TASK TO CARRY OUT: Gather all lines from the material that contain the word "Assessed".

GIVEN RECORDS:
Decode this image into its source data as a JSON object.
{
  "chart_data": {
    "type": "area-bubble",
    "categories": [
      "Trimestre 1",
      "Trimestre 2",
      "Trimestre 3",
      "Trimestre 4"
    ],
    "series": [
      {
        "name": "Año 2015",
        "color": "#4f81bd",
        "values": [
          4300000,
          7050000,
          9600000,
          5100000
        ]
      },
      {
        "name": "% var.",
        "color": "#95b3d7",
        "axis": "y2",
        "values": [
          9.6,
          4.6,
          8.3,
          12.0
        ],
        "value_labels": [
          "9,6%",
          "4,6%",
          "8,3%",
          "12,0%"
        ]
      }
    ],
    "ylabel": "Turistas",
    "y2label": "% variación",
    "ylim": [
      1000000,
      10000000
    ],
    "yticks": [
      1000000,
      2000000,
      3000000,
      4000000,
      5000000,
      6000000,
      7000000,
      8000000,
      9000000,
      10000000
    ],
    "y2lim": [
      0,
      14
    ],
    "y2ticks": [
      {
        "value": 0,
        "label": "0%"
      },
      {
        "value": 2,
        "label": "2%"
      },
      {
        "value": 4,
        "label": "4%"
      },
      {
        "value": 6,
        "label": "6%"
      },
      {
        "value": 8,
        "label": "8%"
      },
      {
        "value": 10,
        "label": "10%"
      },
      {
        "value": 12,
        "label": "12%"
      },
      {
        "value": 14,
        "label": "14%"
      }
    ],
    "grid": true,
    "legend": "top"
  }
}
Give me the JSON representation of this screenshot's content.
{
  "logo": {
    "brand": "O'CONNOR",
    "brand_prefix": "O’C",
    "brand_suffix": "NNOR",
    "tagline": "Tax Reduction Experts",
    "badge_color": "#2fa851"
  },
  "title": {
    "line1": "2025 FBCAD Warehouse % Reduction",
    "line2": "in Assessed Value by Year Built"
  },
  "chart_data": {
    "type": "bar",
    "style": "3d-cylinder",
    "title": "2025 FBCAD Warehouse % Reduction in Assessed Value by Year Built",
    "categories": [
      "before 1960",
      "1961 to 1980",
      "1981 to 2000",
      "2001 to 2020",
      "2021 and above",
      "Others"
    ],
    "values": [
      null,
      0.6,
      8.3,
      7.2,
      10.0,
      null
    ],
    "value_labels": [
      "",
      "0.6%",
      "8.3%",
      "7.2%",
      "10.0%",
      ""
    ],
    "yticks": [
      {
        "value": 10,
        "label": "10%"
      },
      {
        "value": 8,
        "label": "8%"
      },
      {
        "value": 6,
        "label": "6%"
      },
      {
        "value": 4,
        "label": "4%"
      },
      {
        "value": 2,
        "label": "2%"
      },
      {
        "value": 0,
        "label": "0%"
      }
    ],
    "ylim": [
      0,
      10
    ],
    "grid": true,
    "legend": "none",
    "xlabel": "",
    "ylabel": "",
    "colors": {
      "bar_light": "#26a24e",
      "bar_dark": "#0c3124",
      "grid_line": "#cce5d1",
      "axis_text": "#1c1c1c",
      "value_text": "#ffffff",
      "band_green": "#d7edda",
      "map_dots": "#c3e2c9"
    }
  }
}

ANSWER BELOW:
    "line2": "in Assessed Value by Year Built"
    "title": "2025 FBCAD Warehouse % Reduction in Assessed Value by Year Built",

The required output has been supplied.